++++ Data to process
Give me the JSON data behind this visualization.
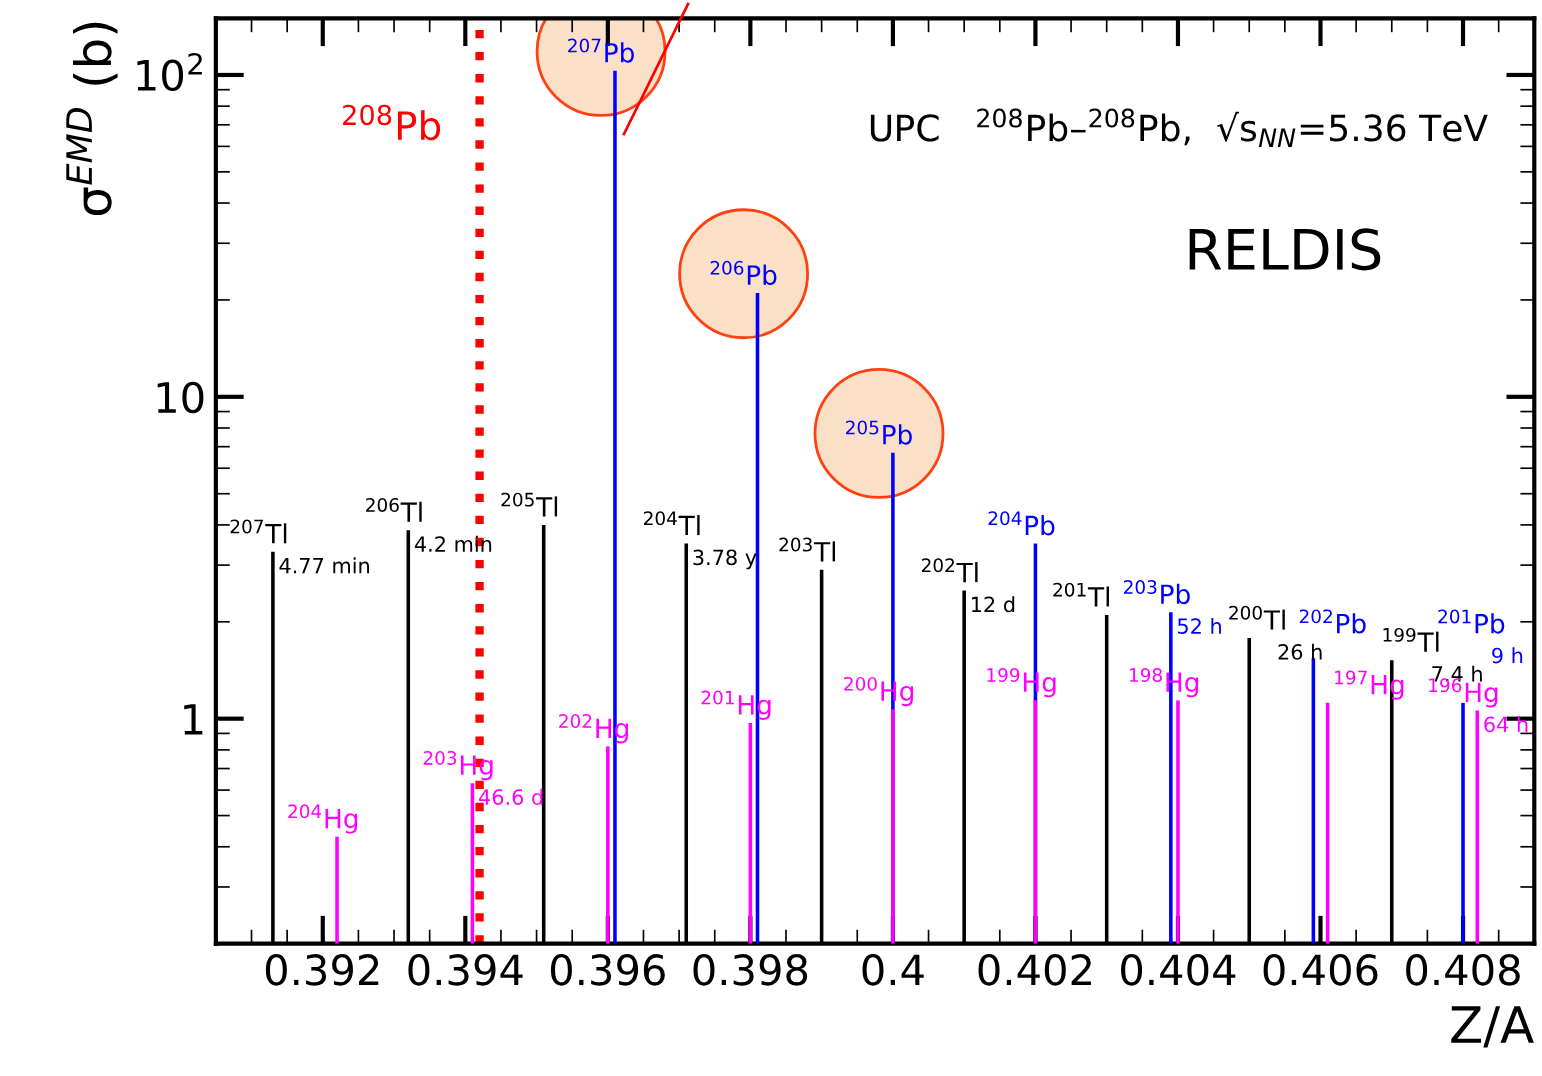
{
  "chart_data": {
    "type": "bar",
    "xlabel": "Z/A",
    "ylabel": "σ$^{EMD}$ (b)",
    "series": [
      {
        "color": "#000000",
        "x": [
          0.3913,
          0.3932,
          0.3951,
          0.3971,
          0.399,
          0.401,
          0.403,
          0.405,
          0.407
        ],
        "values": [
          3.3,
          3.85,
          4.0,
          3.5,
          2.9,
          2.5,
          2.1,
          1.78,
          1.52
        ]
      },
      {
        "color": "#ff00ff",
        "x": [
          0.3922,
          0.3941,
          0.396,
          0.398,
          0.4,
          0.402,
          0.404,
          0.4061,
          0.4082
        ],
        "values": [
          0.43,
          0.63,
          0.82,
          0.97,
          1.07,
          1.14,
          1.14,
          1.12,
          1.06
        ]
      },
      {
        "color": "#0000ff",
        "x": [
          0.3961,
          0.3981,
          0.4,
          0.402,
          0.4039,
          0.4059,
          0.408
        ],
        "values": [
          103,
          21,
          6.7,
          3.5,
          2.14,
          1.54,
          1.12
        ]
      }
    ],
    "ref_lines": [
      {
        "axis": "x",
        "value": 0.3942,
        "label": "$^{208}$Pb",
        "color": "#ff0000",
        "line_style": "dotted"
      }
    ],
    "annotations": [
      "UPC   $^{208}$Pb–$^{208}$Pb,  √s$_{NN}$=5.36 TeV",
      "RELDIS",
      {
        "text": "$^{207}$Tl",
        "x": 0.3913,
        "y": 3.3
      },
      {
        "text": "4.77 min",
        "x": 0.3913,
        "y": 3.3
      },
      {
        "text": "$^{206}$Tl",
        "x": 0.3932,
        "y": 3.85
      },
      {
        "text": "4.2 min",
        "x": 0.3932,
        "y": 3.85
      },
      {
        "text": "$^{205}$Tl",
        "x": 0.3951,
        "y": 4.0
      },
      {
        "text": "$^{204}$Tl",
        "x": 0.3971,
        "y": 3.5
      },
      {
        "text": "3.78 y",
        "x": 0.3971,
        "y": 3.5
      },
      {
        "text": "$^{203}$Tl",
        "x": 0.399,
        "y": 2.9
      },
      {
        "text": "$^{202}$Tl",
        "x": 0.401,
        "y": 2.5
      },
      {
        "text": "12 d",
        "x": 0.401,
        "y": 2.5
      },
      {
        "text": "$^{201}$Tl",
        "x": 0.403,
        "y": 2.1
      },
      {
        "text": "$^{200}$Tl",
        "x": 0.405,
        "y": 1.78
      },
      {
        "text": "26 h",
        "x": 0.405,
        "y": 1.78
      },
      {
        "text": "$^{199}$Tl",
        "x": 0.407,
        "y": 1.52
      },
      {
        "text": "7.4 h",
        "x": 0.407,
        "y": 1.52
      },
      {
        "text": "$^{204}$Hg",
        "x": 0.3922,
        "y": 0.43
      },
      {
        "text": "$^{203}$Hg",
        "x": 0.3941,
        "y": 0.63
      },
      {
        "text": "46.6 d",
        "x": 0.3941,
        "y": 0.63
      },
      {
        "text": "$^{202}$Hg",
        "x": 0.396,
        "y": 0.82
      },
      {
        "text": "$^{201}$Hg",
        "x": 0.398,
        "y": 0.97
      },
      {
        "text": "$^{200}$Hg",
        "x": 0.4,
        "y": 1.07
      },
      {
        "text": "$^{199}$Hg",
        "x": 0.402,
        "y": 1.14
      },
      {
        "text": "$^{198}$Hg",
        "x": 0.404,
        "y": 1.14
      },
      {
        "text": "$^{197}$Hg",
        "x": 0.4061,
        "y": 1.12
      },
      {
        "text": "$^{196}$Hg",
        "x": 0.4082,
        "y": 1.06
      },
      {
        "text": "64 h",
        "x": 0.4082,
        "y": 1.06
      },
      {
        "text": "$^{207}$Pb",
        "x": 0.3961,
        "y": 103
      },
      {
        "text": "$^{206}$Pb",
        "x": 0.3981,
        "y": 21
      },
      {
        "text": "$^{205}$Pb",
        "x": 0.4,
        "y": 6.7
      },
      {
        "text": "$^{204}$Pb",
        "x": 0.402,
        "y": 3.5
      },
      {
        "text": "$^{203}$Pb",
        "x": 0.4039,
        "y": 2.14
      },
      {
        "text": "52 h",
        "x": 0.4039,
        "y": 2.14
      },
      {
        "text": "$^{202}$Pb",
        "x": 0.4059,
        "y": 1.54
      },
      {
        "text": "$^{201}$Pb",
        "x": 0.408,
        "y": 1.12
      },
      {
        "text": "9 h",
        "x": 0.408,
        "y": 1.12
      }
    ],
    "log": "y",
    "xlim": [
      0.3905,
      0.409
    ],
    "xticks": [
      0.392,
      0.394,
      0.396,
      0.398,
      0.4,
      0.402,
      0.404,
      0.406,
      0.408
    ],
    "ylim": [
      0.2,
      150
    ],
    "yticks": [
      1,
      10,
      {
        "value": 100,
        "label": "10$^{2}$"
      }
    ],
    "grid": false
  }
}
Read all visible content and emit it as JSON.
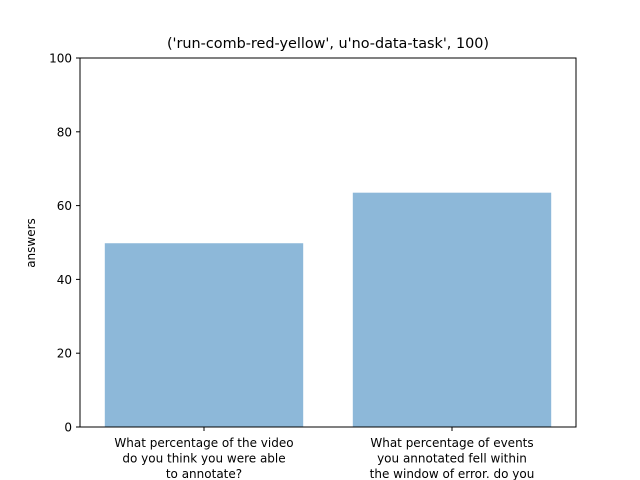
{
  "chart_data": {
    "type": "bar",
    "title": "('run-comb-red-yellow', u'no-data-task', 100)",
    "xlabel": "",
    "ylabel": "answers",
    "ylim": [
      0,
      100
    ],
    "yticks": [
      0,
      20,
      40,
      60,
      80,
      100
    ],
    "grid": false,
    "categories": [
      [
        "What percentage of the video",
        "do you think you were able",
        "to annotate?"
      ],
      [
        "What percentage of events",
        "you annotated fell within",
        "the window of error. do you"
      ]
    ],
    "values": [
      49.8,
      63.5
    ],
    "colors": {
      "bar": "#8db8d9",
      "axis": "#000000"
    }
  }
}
++++++++
▶ Written request
Whichever lines contain the string "JSON", select and copy them.

▶ Complete response
Give me the JSON data behind this visualization.
Read all visible content and emit it as JSON.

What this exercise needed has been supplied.